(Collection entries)
┄┄┄┄┄┄┄┄┄┄┄┄┄┄┄┄┄┄┄┄

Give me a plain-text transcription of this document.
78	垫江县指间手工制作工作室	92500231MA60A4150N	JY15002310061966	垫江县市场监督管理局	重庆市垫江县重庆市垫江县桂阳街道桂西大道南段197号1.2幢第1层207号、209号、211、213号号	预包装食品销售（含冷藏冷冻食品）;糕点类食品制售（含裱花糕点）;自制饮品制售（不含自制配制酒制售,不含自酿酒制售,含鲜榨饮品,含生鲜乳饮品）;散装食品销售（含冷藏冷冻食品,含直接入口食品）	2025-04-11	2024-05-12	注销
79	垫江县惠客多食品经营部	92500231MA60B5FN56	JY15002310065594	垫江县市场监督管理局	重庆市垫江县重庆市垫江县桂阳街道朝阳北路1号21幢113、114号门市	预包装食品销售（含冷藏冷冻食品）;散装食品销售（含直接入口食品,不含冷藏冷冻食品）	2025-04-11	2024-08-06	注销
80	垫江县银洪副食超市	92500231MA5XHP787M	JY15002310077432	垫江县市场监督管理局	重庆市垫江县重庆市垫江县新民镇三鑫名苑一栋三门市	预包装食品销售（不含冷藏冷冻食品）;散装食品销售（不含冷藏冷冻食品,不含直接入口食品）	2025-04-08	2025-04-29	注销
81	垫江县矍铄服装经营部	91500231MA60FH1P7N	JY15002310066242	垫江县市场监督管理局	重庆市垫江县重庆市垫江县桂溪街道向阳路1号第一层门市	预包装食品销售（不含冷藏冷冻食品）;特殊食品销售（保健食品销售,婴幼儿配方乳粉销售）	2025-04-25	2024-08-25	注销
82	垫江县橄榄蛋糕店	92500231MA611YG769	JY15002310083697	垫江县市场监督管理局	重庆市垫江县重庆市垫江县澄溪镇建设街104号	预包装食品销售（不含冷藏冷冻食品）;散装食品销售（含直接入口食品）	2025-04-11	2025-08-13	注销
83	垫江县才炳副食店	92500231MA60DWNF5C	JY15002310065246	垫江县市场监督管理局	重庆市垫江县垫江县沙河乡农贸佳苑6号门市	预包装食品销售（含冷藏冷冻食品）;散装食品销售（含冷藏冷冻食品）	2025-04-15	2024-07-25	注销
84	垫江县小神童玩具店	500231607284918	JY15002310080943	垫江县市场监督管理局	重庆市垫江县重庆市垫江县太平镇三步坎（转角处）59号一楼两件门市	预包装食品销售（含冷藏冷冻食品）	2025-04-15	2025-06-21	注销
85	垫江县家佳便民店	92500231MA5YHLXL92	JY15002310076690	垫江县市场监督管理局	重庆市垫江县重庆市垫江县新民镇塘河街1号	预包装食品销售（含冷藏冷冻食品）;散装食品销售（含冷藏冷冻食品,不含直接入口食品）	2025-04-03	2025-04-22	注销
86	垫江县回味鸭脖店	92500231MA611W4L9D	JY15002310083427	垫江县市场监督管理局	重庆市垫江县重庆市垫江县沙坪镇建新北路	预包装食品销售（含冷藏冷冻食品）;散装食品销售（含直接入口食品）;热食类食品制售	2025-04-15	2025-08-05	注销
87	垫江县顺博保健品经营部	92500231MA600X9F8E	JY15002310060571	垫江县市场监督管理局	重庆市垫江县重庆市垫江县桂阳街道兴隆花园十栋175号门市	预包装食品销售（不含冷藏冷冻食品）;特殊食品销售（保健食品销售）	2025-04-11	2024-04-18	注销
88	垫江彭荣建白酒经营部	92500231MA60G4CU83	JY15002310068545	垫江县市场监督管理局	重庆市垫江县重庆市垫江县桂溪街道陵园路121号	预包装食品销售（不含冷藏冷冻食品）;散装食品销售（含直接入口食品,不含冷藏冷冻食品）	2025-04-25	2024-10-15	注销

┄┄┄┄┄┄┄┄┄┄┄┄┄┄┄┄┄┄┄┄

Short exercise | Write out every line from the records above, word for word.

Complete answer |
Give me a plain-text transcription of this document.
78	垫江县指间手工制作工作室	92500231MA60A4150N	JY15002310061966	垫江县市场监督管理局	重庆市垫江县重庆市垫江县桂阳街道桂西大道南段197号1.2幢第1层207号、209号、211、213号号	预包装食品销售（含冷藏冷冻食品）;糕点类食品制售（含裱花糕点）;自制饮品制售（不含自制配制酒制售,不含自酿酒制售,含鲜榨饮品,含生鲜乳饮品）;散装食品销售（含冷藏冷冻食品,含直接入口食品）	2025-04-11	2024-05-12	注销
79	垫江县惠客多食品经营部	92500231MA60B5FN56	JY15002310065594	垫江县市场监督管理局	重庆市垫江县重庆市垫江县桂阳街道朝阳北路1号21幢113、114号门市	预包装食品销售（含冷藏冷冻食品）;散装食品销售（含直接入口食品,不含冷藏冷冻食品）	2025-04-11	2024-08-06	注销
80	垫江县银洪副食超市	92500231MA5XHP787M	JY15002310077432	垫江县市场监督管理局	重庆市垫江县重庆市垫江县新民镇三鑫名苑一栋三门市	预包装食品销售（不含冷藏冷冻食品）;散装食品销售（不含冷藏冷冻食品,不含直接入口食品）	2025-04-08	2025-04-29	注销
81	垫江县矍铄服装经营部	91500231MA60FH1P7N	JY15002310066242	垫江县市场监督管理局	重庆市垫江县重庆市垫江县桂溪街道向阳路1号第一层门市	预包装食品销售（不含冷藏冷冻食品）;特殊食品销售（保健食品销售,婴幼儿配方乳粉销售）	2025-04-25	2024-08-25	注销
82	垫江县橄榄蛋糕店	92500231MA611YG769	JY15002310083697	垫江县市场监督管理局	重庆市垫江县重庆市垫江县澄溪镇建设街104号	预包装食品销售（不含冷藏冷冻食品）;散装食品销售（含直接入口食品）	2025-04-11	2025-08-13	注销
83	垫江县才炳副食店	92500231MA60DWNF5C	JY15002310065246	垫江县市场监督管理局	重庆市垫江县垫江县沙河乡农贸佳苑6号门市	预包装食品销售（含冷藏冷冻食品）;散装食品销售（含冷藏冷冻食品）	2025-04-15	2024-07-25	注销
84	垫江县小神童玩具店	500231607284918	JY15002310080943	垫江县市场监督管理局	重庆市垫江县重庆市垫江县太平镇三步坎（转角处）59号一楼两件门市	预包装食品销售（含冷藏冷冻食品）	2025-04-15	2025-06-21	注销
85	垫江县家佳便民店	92500231MA5YHLXL92	JY15002310076690	垫江县市场监督管理局	重庆市垫江县重庆市垫江县新民镇塘河街1号	预包装食品销售（含冷藏冷冻食品）;散装食品销售（含冷藏冷冻食品,不含直接入口食品）	2025-04-03	2025-04-22	注销
86	垫江县回味鸭脖店	92500231MA611W4L9D	JY15002310083427	垫江县市场监督管理局	重庆市垫江县重庆市垫江县沙坪镇建新北路	预包装食品销售（含冷藏冷冻食品）;散装食品销售（含直接入口食品）;热食类食品制售	2025-04-15	2025-08-05	注销
87	垫江县顺博保健品经营部	92500231MA600X9F8E	JY15002310060571	垫江县市场监督管理局	重庆市垫江县重庆市垫江县桂阳街道兴隆花园十栋175号门市	预包装食品销售（不含冷藏冷冻食品）;特殊食品销售（保健食品销售）	2025-04-11	2024-04-18	注销
88	垫江彭荣建白酒经营部	92500231MA60G4CU83	JY15002310068545	垫江县市场监督管理局	重庆市垫江县重庆市垫江县桂溪街道陵园路121号	预包装食品销售（不含冷藏冷冻食品）;散装食品销售（含直接入口食品,不含冷藏冷冻食品）	2025-04-25	2024-10-15	注销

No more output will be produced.